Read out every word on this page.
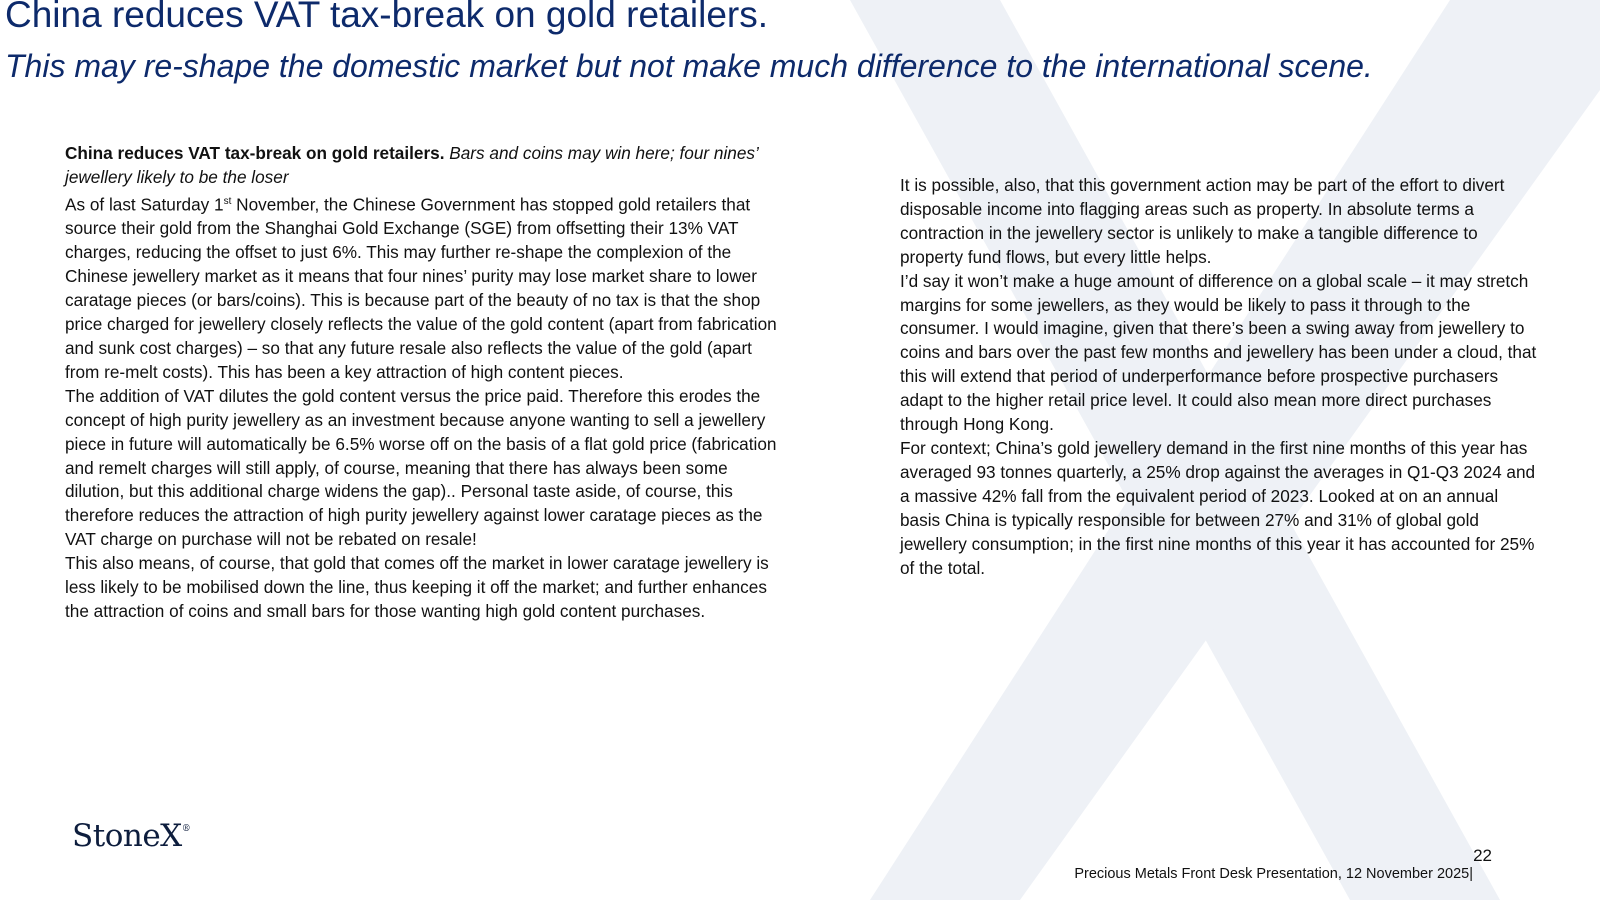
China reduces VAT tax-break on gold retailers.
This may re-shape the domestic market but not make much difference to the international scene.

China reduces VAT tax-break on gold retailers. Bars and coins may win here; four nines’ jewellery likely to be the loser

As of last Saturday 1st November, the Chinese Government has stopped gold retailers that source their gold from the Shanghai Gold Exchange (SGE) from offsetting their 13% VAT charges, reducing the offset to just 6%. This may further re-shape the complexion of the Chinese jewellery market as it means that four nines’ purity may lose market share to lower caratage pieces (or bars/coins). This is because part of the beauty of no tax is that the shop price charged for jewellery closely reflects the value of the gold content (apart from fabrication and sunk cost charges) – so that any future resale also reflects the value of the gold (apart from re-melt costs). This has been a key attraction of high content pieces.

The addition of VAT dilutes the gold content versus the price paid. Therefore this erodes the concept of high purity jewellery as an investment because anyone wanting to sell a jewellery piece in future will automatically be 6.5% worse off on the basis of a flat gold price (fabrication and remelt charges will still apply, of course, meaning that there has always been some dilution, but this additional charge widens the gap).. Personal taste aside, of course, this therefore reduces the attraction of high purity jewellery against lower caratage pieces as the VAT charge on purchase will not be rebated on resale!

This also means, of course, that gold that comes off the market in lower caratage jewellery is less likely to be mobilised down the line, thus keeping it off the market; and further enhances the attraction of coins and small bars for those wanting high gold content purchases.

It is possible, also, that this government action may be part of the effort to divert disposable income into flagging areas such as property. In absolute terms a contraction in the jewellery sector is unlikely to make a tangible difference to property fund flows, but every little helps.

I’d say it won’t make a huge amount of difference on a global scale – it may stretch margins for some jewellers, as they would be likely to pass it through to the consumer. I would imagine, given that there’s been a swing away from jewellery to coins and bars over the past few months and jewellery has been under a cloud, that this will extend that period of underperformance before prospective purchasers adapt to the higher retail price level. It could also mean more direct purchases through Hong Kong.

For context; China’s gold jewellery demand in the first nine months of this year has averaged 93 tonnes quarterly, a 25% drop against the averages in Q1-Q3 2024 and a massive 42% fall from the equivalent period of 2023. Looked at on an annual basis China is typically responsible for between 27% and 31% of global gold jewellery consumption; in the first nine months of this year it has accounted for 25% of the total.

StoneX®
22
Precious Metals Front Desk Presentation, 12 November 2025|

**Your goal:**
Working from the entries above, return all lines that contain "course".

**Right answer:**
The addition of VAT dilutes the gold content versus the price paid. Therefore this erodes the concept of high purity jewellery as an investment because anyone wanting to sell a jewellery piece in future will automatically be 6.5% worse off on the basis of a flat gold price (fabrication and remelt charges will still apply, of course, meaning that there has always been some dilution, but this additional charge widens the gap).. Personal taste aside, of course, this therefore reduces the attraction of high purity jewellery against lower caratage pieces as the VAT charge on purchase will not be rebated on resale!
This also means, of course, that gold that comes off the market in lower caratage jewellery is less likely to be mobilised down the line, thus keeping it off the market; and further enhances the attraction of coins and small bars for those wanting high gold content purchases.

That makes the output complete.